[Recorded data]
━━━━━━

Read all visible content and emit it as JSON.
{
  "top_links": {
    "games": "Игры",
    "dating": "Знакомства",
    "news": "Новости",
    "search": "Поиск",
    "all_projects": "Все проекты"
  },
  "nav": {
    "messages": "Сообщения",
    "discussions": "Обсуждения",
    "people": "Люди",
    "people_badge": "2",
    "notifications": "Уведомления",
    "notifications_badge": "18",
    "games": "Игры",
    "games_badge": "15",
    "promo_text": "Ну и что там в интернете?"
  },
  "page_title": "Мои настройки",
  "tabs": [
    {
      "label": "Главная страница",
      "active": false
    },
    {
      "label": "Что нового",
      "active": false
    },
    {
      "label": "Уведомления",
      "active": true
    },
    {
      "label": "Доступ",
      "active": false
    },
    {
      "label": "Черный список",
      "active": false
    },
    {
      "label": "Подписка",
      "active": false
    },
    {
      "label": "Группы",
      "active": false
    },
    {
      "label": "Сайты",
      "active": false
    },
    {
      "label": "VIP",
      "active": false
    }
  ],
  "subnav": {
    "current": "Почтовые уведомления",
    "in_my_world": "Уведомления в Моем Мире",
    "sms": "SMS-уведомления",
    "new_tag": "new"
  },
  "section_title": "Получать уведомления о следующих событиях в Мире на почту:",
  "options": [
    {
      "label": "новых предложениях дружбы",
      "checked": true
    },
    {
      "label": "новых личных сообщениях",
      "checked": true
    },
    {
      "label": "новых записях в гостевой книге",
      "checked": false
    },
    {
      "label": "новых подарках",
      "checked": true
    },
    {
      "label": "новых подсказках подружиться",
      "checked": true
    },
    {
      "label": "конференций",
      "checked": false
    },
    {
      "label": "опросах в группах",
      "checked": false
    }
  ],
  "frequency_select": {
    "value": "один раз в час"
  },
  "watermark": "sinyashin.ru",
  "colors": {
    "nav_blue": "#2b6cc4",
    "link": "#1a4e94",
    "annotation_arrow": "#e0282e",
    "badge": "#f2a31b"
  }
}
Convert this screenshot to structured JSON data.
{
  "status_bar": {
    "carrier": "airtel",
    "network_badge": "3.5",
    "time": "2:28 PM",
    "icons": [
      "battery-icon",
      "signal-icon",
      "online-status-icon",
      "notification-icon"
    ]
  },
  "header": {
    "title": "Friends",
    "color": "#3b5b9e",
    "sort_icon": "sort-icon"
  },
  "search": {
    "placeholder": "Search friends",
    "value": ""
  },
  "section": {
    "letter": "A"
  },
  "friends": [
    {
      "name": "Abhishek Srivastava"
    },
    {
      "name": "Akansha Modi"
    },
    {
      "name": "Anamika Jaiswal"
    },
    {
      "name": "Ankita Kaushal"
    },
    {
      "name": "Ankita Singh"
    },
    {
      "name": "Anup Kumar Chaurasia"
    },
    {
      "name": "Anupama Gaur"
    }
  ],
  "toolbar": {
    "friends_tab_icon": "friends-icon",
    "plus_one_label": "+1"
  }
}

━━━━━━

▶ [Aim] Reproduce, exactly and with nothing added, the lines from the one that includes "Convert this screenshot" through the last line of the material.

▶ [Response below]
Convert this screenshot to structured JSON data.
{
  "status_bar": {
    "carrier": "airtel",
    "network_badge": "3.5",
    "time": "2:28 PM",
    "icons": [
      "battery-icon",
      "signal-icon",
      "online-status-icon",
      "notification-icon"
    ]
  },
  "header": {
    "title": "Friends",
    "color": "#3b5b9e",
    "sort_icon": "sort-icon"
  },
  "search": {
    "placeholder": "Search friends",
    "value": ""
  },
  "section": {
    "letter": "A"
  },
  "friends": [
    {
      "name": "Abhishek Srivastava"
    },
    {
      "name": "Akansha Modi"
    },
    {
      "name": "Anamika Jaiswal"
    },
    {
      "name": "Ankita Kaushal"
    },
    {
      "name": "Ankita Singh"
    },
    {
      "name": "Anup Kumar Chaurasia"
    },
    {
      "name": "Anupama Gaur"
    }
  ],
  "toolbar": {
    "friends_tab_icon": "friends-icon",
    "plus_one_label": "+1"
  }
}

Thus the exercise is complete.